▶ _Activities_
[A] In the excerpt on financial instability below, reproduce word for word the part that opens with the words containing "The spread of" and closes with "bigger financial collapse.".
[B] Answer these questions using the excerpt on financial instability below:
(i) In what year did Milton Friedman publish the paper it mentions?
(ii) What do arbitrageurs need in order to do their jobs?
(iii) What view of the financial sector did standard New Keynesian models generally accept?

▶ _Selected excerpt_
********

On the second point: suppose that there are, indeed, idiots. How much do they matter? Not much, argued Milton Friedman in an influential 1953 paper: smart investors will make money by buying when the idiots sell and selling when they buy and will stabilize markets in the process. But the second strand of behavioral finance says that Friedman was wrong, that financial markets are sometimes highly unstable, and right now that view seems hard to reject.

Probably the most influential paper in this vein was a 1997 publication by Andrei Shleifer of Harvard and Robert Vishny of Chicago, which amounted to a formalization of the old line that “the market can stay irrational longer than you can stay solvent.” As they pointed out, arbitrageurs — the people who are supposed to buy low and sell high — need capital to do their jobs. And a severe plunge in asset prices, even if it makes no sense in terms of fundamentals, tends to deplete that capital. As a result, the smart money is forced out of the market, and prices may go into a downward spiral.

The spread of the current financial crisis seemed almost like an object lesson in the perils of financial instability. And the general ideas underlying models of financial instability have proved highly relevant to economic policy: a focus on the depleted capital of financial institutions helped guide policy actions taken after the fall of Lehman, and it looks (cross your fingers) as if these actions successfully headed off an even bigger financial collapse.

Meanwhile, what about macroeconomics? Recent events have pretty decisively refuted the idea that recessions are an optimal response to fluctuations in the rate of technological progress; a more or less Keynesian view is the only plausible game in town. Yet standard New Keynesian models left no room for a crisis like the one we’re having, because those models generally accepted the efficient-market view of the financial sector.

********

▶ _Extracted entries_
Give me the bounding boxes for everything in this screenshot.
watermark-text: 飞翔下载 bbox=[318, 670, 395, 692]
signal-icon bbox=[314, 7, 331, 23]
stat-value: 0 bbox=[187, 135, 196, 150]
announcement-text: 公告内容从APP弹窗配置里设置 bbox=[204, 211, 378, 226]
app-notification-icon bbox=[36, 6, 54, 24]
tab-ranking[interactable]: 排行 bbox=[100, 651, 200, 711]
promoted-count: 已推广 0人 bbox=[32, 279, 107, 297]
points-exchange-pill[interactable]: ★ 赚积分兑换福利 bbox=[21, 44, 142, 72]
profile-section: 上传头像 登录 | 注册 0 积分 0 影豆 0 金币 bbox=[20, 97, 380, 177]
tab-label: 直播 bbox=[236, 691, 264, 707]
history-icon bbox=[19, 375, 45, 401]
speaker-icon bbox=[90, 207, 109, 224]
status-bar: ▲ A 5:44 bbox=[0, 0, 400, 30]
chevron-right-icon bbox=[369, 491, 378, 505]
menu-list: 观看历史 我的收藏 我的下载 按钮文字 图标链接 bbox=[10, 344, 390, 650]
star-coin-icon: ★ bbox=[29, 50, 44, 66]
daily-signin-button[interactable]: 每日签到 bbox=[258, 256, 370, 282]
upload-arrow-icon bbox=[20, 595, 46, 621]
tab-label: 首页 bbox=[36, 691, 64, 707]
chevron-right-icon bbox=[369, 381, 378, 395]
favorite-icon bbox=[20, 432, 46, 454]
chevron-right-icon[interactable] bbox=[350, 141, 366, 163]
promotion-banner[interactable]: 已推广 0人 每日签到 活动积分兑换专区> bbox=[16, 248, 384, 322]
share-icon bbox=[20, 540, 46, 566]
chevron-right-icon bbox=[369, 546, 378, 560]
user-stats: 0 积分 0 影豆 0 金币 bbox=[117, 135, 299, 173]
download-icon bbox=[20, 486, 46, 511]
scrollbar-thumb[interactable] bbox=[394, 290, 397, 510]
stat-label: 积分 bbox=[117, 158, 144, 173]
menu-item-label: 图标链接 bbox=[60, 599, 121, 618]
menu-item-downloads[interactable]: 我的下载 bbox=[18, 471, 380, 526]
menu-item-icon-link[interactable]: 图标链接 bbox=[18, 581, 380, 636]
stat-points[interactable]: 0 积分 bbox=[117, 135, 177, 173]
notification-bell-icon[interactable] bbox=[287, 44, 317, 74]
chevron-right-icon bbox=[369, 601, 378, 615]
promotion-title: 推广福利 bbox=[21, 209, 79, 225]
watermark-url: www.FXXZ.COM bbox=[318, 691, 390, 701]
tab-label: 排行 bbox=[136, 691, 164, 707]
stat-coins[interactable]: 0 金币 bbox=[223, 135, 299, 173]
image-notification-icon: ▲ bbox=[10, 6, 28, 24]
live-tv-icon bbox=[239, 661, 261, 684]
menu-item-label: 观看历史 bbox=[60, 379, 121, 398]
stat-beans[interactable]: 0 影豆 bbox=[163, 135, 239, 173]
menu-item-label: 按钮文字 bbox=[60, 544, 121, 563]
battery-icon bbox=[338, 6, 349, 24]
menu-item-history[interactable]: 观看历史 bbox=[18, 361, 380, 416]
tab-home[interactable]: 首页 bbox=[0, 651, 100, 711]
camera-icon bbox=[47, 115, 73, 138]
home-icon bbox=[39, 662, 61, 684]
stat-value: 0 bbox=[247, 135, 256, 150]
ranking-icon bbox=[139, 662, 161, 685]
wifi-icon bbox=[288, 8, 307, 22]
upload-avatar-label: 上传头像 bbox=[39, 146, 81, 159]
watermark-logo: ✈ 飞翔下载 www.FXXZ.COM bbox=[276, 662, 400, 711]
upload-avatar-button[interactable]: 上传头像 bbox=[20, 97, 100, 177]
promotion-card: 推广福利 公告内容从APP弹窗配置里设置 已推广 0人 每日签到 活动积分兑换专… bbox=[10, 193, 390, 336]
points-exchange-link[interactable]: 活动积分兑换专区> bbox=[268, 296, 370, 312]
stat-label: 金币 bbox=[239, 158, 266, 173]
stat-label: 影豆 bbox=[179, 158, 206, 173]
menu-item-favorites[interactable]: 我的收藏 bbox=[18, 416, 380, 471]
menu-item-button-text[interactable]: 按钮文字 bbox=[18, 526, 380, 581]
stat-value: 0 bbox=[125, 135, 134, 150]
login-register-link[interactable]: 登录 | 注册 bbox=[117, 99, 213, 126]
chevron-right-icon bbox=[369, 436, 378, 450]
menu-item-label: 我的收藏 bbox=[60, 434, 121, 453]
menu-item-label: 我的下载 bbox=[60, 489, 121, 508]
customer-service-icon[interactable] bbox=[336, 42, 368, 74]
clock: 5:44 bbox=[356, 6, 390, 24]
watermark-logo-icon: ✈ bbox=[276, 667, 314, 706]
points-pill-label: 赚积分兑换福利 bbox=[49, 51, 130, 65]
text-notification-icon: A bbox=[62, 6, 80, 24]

********

▶ _Answers provided_
[A]
The spread of the current financial crisis seemed almost like an object lesson in the perils of financial instability. And the general ideas underlying models of financial instability have proved highly relevant to economic policy: a focus on the depleted capital of financial institutions helped guide policy actions taken after the fall of Lehman, and it looks (cross your fingers) as if these actions successfully headed off an even bigger financial collapse.

[B]
(i) 1953
(ii) Capital
(iii) The efficient-market view